THE REQUEST: Transcribe the records below exactly.

MATERIAL:
## START
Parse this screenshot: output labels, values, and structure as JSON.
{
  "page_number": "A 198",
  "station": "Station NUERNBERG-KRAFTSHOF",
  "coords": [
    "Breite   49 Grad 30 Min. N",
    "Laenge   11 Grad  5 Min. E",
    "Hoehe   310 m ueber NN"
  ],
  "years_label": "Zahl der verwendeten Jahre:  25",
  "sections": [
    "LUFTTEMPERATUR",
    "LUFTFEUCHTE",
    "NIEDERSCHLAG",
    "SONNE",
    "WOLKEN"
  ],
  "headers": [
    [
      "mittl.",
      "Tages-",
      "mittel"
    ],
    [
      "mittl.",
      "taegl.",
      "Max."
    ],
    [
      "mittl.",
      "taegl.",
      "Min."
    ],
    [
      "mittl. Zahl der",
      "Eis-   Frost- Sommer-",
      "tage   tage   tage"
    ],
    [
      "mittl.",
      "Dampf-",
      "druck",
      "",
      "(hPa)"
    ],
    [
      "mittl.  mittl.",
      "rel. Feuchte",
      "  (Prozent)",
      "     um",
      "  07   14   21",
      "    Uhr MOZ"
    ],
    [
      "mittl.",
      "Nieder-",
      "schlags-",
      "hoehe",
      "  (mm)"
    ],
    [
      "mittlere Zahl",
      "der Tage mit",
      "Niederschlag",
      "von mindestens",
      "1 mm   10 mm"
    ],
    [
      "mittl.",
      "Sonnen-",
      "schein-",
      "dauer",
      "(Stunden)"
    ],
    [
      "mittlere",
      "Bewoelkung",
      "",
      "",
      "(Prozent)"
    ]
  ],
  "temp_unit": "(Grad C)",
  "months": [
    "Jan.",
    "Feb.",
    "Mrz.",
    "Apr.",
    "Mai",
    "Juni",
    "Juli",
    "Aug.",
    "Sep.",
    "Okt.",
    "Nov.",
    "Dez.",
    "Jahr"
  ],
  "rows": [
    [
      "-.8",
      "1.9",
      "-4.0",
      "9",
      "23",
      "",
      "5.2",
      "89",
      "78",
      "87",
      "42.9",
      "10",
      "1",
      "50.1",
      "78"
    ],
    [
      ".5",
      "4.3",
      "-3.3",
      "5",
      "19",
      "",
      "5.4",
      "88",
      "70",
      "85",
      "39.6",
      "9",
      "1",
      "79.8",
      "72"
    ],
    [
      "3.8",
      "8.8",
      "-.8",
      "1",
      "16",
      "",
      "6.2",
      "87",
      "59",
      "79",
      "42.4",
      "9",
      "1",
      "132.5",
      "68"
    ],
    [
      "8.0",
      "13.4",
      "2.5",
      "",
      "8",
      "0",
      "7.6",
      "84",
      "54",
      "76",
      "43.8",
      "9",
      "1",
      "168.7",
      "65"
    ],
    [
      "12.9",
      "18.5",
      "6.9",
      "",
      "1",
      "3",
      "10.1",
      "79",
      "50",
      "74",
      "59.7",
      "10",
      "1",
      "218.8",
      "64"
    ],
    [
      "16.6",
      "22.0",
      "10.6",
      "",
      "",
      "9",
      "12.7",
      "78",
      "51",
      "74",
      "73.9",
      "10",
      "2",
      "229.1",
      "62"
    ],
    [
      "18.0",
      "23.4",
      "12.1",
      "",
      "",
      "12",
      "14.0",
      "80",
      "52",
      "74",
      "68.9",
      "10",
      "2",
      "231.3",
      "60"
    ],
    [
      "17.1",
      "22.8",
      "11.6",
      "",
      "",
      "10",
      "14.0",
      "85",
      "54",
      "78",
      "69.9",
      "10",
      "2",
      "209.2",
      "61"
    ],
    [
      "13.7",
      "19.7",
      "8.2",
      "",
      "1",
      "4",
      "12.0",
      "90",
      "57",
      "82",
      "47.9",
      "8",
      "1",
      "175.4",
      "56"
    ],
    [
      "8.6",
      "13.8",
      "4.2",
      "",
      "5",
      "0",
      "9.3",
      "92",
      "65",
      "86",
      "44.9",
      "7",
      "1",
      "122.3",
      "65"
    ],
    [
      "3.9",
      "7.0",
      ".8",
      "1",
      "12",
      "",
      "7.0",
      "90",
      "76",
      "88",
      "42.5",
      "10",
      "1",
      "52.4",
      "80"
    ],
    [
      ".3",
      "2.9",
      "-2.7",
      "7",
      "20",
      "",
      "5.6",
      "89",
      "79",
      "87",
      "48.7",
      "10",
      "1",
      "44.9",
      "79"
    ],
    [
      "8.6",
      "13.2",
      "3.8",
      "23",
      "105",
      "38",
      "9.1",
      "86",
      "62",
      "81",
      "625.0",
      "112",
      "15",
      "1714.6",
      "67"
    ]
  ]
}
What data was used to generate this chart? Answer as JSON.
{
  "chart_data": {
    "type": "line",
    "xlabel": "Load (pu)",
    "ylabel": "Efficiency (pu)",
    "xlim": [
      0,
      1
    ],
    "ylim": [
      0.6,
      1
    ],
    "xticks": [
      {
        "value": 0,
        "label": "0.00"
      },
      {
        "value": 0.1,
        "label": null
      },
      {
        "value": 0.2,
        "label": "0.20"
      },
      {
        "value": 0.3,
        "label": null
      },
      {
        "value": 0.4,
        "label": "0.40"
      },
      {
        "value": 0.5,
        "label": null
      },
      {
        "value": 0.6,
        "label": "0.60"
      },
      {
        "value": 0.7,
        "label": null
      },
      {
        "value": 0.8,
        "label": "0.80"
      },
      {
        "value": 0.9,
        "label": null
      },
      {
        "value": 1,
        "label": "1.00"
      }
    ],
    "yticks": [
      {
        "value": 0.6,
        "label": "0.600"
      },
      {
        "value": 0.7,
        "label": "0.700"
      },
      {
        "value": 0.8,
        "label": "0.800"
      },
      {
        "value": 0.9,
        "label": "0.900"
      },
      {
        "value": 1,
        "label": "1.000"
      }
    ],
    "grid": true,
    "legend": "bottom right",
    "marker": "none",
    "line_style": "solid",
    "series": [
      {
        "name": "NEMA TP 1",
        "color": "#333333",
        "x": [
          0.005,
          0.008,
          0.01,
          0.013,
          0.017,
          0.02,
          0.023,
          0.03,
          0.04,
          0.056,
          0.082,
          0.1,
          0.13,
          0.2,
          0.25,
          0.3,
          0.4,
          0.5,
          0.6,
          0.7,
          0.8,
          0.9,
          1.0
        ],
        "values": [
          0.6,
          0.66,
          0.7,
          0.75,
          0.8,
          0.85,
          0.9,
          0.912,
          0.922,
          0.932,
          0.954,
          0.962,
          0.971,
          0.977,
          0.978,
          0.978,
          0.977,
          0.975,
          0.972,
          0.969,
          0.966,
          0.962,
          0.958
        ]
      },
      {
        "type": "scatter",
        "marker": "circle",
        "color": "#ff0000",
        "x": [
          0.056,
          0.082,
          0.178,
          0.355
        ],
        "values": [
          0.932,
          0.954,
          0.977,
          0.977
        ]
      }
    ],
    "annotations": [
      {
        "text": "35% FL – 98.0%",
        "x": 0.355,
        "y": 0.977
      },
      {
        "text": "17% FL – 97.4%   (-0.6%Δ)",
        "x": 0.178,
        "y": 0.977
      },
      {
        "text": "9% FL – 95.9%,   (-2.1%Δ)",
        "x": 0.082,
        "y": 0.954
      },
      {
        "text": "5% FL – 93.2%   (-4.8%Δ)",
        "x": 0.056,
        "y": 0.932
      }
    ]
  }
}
## END
RESPONSE TO THIS TASK:
Parse this screenshot: output labels, values, and structure as JSON.
{
  "page_number": "A 198",
  "station": "Station NUERNBERG-KRAFTSHOF",
  "coords": [
    "Breite   49 Grad 30 Min. N",
    "Laenge   11 Grad  5 Min. E",
    "Hoehe   310 m ueber NN"
  ],
  "years_label": "Zahl der verwendeten Jahre:  25",
  "sections": [
    "LUFTTEMPERATUR",
    "LUFTFEUCHTE",
    "NIEDERSCHLAG",
    "SONNE",
    "WOLKEN"
  ],
  "headers": [
    [
      "mittl.",
      "Tages-",
      "mittel"
    ],
    [
      "mittl.",
      "taegl.",
      "Max."
    ],
    [
      "mittl.",
      "taegl.",
      "Min."
    ],
    [
      "mittl. Zahl der",
      "Eis-   Frost- Sommer-",
      "tage   tage   tage"
    ],
    [
      "mittl.",
      "Dampf-",
      "druck",
      "",
      "(hPa)"
    ],
    [
      "mittl.  mittl.",
      "rel. Feuchte",
      "  (Prozent)",
      "     um",
      "  07   14   21",
      "    Uhr MOZ"
    ],
    [
      "mittl.",
      "Nieder-",
      "schlags-",
      "hoehe",
      "  (mm)"
    ],
    [
      "mittlere Zahl",
      "der Tage mit",
      "Niederschlag",
      "von mindestens",
      "1 mm   10 mm"
    ],
    [
      "mittl.",
      "Sonnen-",
      "schein-",
      "dauer",
      "(Stunden)"
    ],
    [
      "mittlere",
      "Bewoelkung",
      "",
      "",
      "(Prozent)"
    ]
  ],
  "temp_unit": "(Grad C)",
  "months": [
    "Jan.",
    "Feb.",
    "Mrz.",
    "Apr.",
    "Mai",
    "Juni",
    "Juli",
    "Aug.",
    "Sep.",
    "Okt.",
    "Nov.",
    "Dez.",
    "Jahr"
  ],
  "rows": [
    [
      "-.8",
      "1.9",
      "-4.0",
      "9",
      "23",
      "",
      "5.2",
      "89",
      "78",
      "87",
      "42.9",
      "10",
      "1",
      "50.1",
      "78"
    ],
    [
      ".5",
      "4.3",
      "-3.3",
      "5",
      "19",
      "",
      "5.4",
      "88",
      "70",
      "85",
      "39.6",
      "9",
      "1",
      "79.8",
      "72"
    ],
    [
      "3.8",
      "8.8",
      "-.8",
      "1",
      "16",
      "",
      "6.2",
      "87",
      "59",
      "79",
      "42.4",
      "9",
      "1",
      "132.5",
      "68"
    ],
    [
      "8.0",
      "13.4",
      "2.5",
      "",
      "8",
      "0",
      "7.6",
      "84",
      "54",
      "76",
      "43.8",
      "9",
      "1",
      "168.7",
      "65"
    ],
    [
      "12.9",
      "18.5",
      "6.9",
      "",
      "1",
      "3",
      "10.1",
      "79",
      "50",
      "74",
      "59.7",
      "10",
      "1",
      "218.8",
      "64"
    ],
    [
      "16.6",
      "22.0",
      "10.6",
      "",
      "",
      "9",
      "12.7",
      "78",
      "51",
      "74",
      "73.9",
      "10",
      "2",
      "229.1",
      "62"
    ],
    [
      "18.0",
      "23.4",
      "12.1",
      "",
      "",
      "12",
      "14.0",
      "80",
      "52",
      "74",
      "68.9",
      "10",
      "2",
      "231.3",
      "60"
    ],
    [
      "17.1",
      "22.8",
      "11.6",
      "",
      "",
      "10",
      "14.0",
      "85",
      "54",
      "78",
      "69.9",
      "10",
      "2",
      "209.2",
      "61"
    ],
    [
      "13.7",
      "19.7",
      "8.2",
      "",
      "1",
      "4",
      "12.0",
      "90",
      "57",
      "82",
      "47.9",
      "8",
      "1",
      "175.4",
      "56"
    ],
    [
      "8.6",
      "13.8",
      "4.2",
      "",
      "5",
      "0",
      "9.3",
      "92",
      "65",
      "86",
      "44.9",
      "7",
      "1",
      "122.3",
      "65"
    ],
    [
      "3.9",
      "7.0",
      ".8",
      "1",
      "12",
      "",
      "7.0",
      "90",
      "76",
      "88",
      "42.5",
      "10",
      "1",
      "52.4",
      "80"
    ],
    [
      ".3",
      "2.9",
      "-2.7",
      "7",
      "20",
      "",
      "5.6",
      "89",
      "79",
      "87",
      "48.7",
      "10",
      "1",
      "44.9",
      "79"
    ],
    [
      "8.6",
      "13.2",
      "3.8",
      "23",
      "105",
      "38",
      "9.1",
      "86",
      "62",
      "81",
      "625.0",
      "112",
      "15",
      "1714.6",
      "67"
    ]
  ]
}
What data was used to generate this chart? Answer as JSON.
{
  "chart_data": {
    "type": "line",
    "xlabel": "Load (pu)",
    "ylabel": "Efficiency (pu)",
    "xlim": [
      0,
      1
    ],
    "ylim": [
      0.6,
      1
    ],
    "xticks": [
      {
        "value": 0,
        "label": "0.00"
      },
      {
        "value": 0.1,
        "label": null
      },
      {
        "value": 0.2,
        "label": "0.20"
      },
      {
        "value": 0.3,
        "label": null
      },
      {
        "value": 0.4,
        "label": "0.40"
      },
      {
        "value": 0.5,
        "label": null
      },
      {
        "value": 0.6,
        "label": "0.60"
      },
      {
        "value": 0.7,
        "label": null
      },
      {
        "value": 0.8,
        "label": "0.80"
      },
      {
        "value": 0.9,
        "label": null
      },
      {
        "value": 1,
        "label": "1.00"
      }
    ],
    "yticks": [
      {
        "value": 0.6,
        "label": "0.600"
      },
      {
        "value": 0.7,
        "label": "0.700"
      },
      {
        "value": 0.8,
        "label": "0.800"
      },
      {
        "value": 0.9,
        "label": "0.900"
      },
      {
        "value": 1,
        "label": "1.000"
      }
    ],
    "grid": true,
    "legend": "bottom right",
    "marker": "none",
    "line_style": "solid",
    "series": [
      {
        "name": "NEMA TP 1",
        "color": "#333333",
        "x": [
          0.005,
          0.008,
          0.01,
          0.013,
          0.017,
          0.02,
          0.023,
          0.03,
          0.04,
          0.056,
          0.082,
          0.1,
          0.13,
          0.2,
          0.25,
          0.3,
          0.4,
          0.5,
          0.6,
          0.7,
          0.8,
          0.9,
          1.0
        ],
        "values": [
          0.6,
          0.66,
          0.7,
          0.75,
          0.8,
          0.85,
          0.9,
          0.912,
          0.922,
          0.932,
          0.954,
          0.962,
          0.971,
          0.977,
          0.978,
          0.978,
          0.977,
          0.975,
          0.972,
          0.969,
          0.966,
          0.962,
          0.958
        ]
      },
      {
        "type": "scatter",
        "marker": "circle",
        "color": "#ff0000",
        "x": [
          0.056,
          0.082,
          0.178,
          0.355
        ],
        "values": [
          0.932,
          0.954,
          0.977,
          0.977
        ]
      }
    ],
    "annotations": [
      {
        "text": "35% FL – 98.0%",
        "x": 0.355,
        "y": 0.977
      },
      {
        "text": "17% FL – 97.4%   (-0.6%Δ)",
        "x": 0.178,
        "y": 0.977
      },
      {
        "text": "9% FL – 95.9%,   (-2.1%Δ)",
        "x": 0.082,
        "y": 0.954
      },
      {
        "text": "5% FL – 93.2%   (-4.8%Δ)",
        "x": 0.056,
        "y": 0.932
      }
    ]
  }
}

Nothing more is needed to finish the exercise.